**Your goal:** Each record below should be repeated precisely as written.

**The input:**
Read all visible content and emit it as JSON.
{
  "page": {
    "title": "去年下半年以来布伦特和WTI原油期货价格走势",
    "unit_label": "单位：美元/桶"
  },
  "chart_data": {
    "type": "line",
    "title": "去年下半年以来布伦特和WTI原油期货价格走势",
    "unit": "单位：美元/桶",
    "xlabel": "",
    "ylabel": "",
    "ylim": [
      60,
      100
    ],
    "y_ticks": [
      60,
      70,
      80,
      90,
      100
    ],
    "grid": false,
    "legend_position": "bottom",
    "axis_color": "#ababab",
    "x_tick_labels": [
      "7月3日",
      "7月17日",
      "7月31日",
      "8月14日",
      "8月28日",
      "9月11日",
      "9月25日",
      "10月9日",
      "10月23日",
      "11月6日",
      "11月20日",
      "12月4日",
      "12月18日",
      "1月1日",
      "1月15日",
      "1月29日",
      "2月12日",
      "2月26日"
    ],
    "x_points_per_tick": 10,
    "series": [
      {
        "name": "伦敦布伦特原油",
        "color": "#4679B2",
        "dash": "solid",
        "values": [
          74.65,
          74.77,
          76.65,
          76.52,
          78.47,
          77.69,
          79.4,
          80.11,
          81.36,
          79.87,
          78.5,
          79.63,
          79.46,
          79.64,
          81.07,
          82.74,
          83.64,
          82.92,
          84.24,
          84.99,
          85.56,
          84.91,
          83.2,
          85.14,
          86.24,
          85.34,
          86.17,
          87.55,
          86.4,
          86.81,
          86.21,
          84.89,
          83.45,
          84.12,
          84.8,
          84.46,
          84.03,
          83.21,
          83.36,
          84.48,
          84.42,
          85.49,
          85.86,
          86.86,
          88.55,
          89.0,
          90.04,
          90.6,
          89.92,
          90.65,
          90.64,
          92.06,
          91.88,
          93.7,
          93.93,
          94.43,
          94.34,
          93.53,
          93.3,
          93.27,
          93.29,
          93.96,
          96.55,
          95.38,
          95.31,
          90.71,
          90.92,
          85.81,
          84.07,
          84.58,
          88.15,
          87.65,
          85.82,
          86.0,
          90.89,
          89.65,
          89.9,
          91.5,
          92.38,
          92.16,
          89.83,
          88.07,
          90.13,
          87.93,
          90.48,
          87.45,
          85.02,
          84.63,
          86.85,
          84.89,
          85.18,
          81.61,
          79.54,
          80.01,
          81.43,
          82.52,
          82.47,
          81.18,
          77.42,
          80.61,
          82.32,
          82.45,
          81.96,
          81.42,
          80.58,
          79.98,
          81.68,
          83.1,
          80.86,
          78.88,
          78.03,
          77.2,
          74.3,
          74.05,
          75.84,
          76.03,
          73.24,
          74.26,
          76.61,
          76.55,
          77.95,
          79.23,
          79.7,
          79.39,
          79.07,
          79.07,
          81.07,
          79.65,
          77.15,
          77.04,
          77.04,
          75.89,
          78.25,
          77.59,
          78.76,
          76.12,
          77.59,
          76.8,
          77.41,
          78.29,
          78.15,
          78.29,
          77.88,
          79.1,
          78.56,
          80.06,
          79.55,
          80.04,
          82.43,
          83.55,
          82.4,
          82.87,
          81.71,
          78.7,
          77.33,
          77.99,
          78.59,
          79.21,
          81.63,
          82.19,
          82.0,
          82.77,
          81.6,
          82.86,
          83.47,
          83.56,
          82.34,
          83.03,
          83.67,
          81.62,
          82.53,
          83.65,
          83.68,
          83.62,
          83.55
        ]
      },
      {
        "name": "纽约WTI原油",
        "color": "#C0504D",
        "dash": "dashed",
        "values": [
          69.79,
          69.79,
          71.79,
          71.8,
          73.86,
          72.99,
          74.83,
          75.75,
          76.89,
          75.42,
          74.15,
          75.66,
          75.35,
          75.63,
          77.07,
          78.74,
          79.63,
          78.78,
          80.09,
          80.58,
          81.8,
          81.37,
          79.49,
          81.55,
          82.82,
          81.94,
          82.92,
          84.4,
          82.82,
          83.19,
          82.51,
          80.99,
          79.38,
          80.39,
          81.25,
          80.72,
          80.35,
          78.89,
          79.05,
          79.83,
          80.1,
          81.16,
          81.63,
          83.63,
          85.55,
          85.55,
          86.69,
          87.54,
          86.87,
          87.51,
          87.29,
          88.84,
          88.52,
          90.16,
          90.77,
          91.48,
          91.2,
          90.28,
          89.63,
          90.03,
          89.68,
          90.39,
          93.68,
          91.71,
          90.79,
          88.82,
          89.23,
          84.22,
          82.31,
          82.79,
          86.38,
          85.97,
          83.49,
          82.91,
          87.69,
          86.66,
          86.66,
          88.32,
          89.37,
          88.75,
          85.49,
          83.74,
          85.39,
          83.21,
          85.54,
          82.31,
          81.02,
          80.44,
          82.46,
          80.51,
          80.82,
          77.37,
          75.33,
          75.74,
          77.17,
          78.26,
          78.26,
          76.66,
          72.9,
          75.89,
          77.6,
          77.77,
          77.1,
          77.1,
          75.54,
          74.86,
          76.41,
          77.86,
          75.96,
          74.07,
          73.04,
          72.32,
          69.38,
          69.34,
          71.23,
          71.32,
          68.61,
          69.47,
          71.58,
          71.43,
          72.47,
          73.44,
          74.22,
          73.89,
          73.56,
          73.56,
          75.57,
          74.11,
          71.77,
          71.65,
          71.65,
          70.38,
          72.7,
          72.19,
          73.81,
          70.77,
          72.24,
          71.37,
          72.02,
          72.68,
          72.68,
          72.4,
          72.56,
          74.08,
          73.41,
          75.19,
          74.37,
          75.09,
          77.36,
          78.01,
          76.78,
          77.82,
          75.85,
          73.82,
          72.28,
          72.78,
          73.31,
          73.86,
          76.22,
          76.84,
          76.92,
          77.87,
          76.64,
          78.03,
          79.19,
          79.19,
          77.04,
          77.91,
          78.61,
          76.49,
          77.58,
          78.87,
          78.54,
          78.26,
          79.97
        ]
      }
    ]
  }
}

**Answer:**
Read all visible content and emit it as JSON.
{
  "page": {
    "title": "去年下半年以来布伦特和WTI原油期货价格走势",
    "unit_label": "单位：美元/桶"
  },
  "chart_data": {
    "type": "line",
    "title": "去年下半年以来布伦特和WTI原油期货价格走势",
    "unit": "单位：美元/桶",
    "xlabel": "",
    "ylabel": "",
    "ylim": [
      60,
      100
    ],
    "y_ticks": [
      60,
      70,
      80,
      90,
      100
    ],
    "grid": false,
    "legend_position": "bottom",
    "axis_color": "#ababab",
    "x_tick_labels": [
      "7月3日",
      "7月17日",
      "7月31日",
      "8月14日",
      "8月28日",
      "9月11日",
      "9月25日",
      "10月9日",
      "10月23日",
      "11月6日",
      "11月20日",
      "12月4日",
      "12月18日",
      "1月1日",
      "1月15日",
      "1月29日",
      "2月12日",
      "2月26日"
    ],
    "x_points_per_tick": 10,
    "series": [
      {
        "name": "伦敦布伦特原油",
        "color": "#4679B2",
        "dash": "solid",
        "values": [
          74.65,
          74.77,
          76.65,
          76.52,
          78.47,
          77.69,
          79.4,
          80.11,
          81.36,
          79.87,
          78.5,
          79.63,
          79.46,
          79.64,
          81.07,
          82.74,
          83.64,
          82.92,
          84.24,
          84.99,
          85.56,
          84.91,
          83.2,
          85.14,
          86.24,
          85.34,
          86.17,
          87.55,
          86.4,
          86.81,
          86.21,
          84.89,
          83.45,
          84.12,
          84.8,
          84.46,
          84.03,
          83.21,
          83.36,
          84.48,
          84.42,
          85.49,
          85.86,
          86.86,
          88.55,
          89.0,
          90.04,
          90.6,
          89.92,
          90.65,
          90.64,
          92.06,
          91.88,
          93.7,
          93.93,
          94.43,
          94.34,
          93.53,
          93.3,
          93.27,
          93.29,
          93.96,
          96.55,
          95.38,
          95.31,
          90.71,
          90.92,
          85.81,
          84.07,
          84.58,
          88.15,
          87.65,
          85.82,
          86.0,
          90.89,
          89.65,
          89.9,
          91.5,
          92.38,
          92.16,
          89.83,
          88.07,
          90.13,
          87.93,
          90.48,
          87.45,
          85.02,
          84.63,
          86.85,
          84.89,
          85.18,
          81.61,
          79.54,
          80.01,
          81.43,
          82.52,
          82.47,
          81.18,
          77.42,
          80.61,
          82.32,
          82.45,
          81.96,
          81.42,
          80.58,
          79.98,
          81.68,
          83.1,
          80.86,
          78.88,
          78.03,
          77.2,
          74.3,
          74.05,
          75.84,
          76.03,
          73.24,
          74.26,
          76.61,
          76.55,
          77.95,
          79.23,
          79.7,
          79.39,
          79.07,
          79.07,
          81.07,
          79.65,
          77.15,
          77.04,
          77.04,
          75.89,
          78.25,
          77.59,
          78.76,
          76.12,
          77.59,
          76.8,
          77.41,
          78.29,
          78.15,
          78.29,
          77.88,
          79.1,
          78.56,
          80.06,
          79.55,
          80.04,
          82.43,
          83.55,
          82.4,
          82.87,
          81.71,
          78.7,
          77.33,
          77.99,
          78.59,
          79.21,
          81.63,
          82.19,
          82.0,
          82.77,
          81.6,
          82.86,
          83.47,
          83.56,
          82.34,
          83.03,
          83.67,
          81.62,
          82.53,
          83.65,
          83.68,
          83.62,
          83.55
        ]
      },
      {
        "name": "纽约WTI原油",
        "color": "#C0504D",
        "dash": "dashed",
        "values": [
          69.79,
          69.79,
          71.79,
          71.8,
          73.86,
          72.99,
          74.83,
          75.75,
          76.89,
          75.42,
          74.15,
          75.66,
          75.35,
          75.63,
          77.07,
          78.74,
          79.63,
          78.78,
          80.09,
          80.58,
          81.8,
          81.37,
          79.49,
          81.55,
          82.82,
          81.94,
          82.92,
          84.4,
          82.82,
          83.19,
          82.51,
          80.99,
          79.38,
          80.39,
          81.25,
          80.72,
          80.35,
          78.89,
          79.05,
          79.83,
          80.1,
          81.16,
          81.63,
          83.63,
          85.55,
          85.55,
          86.69,
          87.54,
          86.87,
          87.51,
          87.29,
          88.84,
          88.52,
          90.16,
          90.77,
          91.48,
          91.2,
          90.28,
          89.63,
          90.03,
          89.68,
          90.39,
          93.68,
          91.71,
          90.79,
          88.82,
          89.23,
          84.22,
          82.31,
          82.79,
          86.38,
          85.97,
          83.49,
          82.91,
          87.69,
          86.66,
          86.66,
          88.32,
          89.37,
          88.75,
          85.49,
          83.74,
          85.39,
          83.21,
          85.54,
          82.31,
          81.02,
          80.44,
          82.46,
          80.51,
          80.82,
          77.37,
          75.33,
          75.74,
          77.17,
          78.26,
          78.26,
          76.66,
          72.9,
          75.89,
          77.6,
          77.77,
          77.1,
          77.1,
          75.54,
          74.86,
          76.41,
          77.86,
          75.96,
          74.07,
          73.04,
          72.32,
          69.38,
          69.34,
          71.23,
          71.32,
          68.61,
          69.47,
          71.58,
          71.43,
          72.47,
          73.44,
          74.22,
          73.89,
          73.56,
          73.56,
          75.57,
          74.11,
          71.77,
          71.65,
          71.65,
          70.38,
          72.7,
          72.19,
          73.81,
          70.77,
          72.24,
          71.37,
          72.02,
          72.68,
          72.68,
          72.4,
          72.56,
          74.08,
          73.41,
          75.19,
          74.37,
          75.09,
          77.36,
          78.01,
          76.78,
          77.82,
          75.85,
          73.82,
          72.28,
          72.78,
          73.31,
          73.86,
          76.22,
          76.84,
          76.92,
          77.87,
          76.64,
          78.03,
          79.19,
          79.19,
          77.04,
          77.91,
          78.61,
          76.49,
          77.58,
          78.87,
          78.54,
          78.26,
          79.97
        ]
      }
    ]
  }
}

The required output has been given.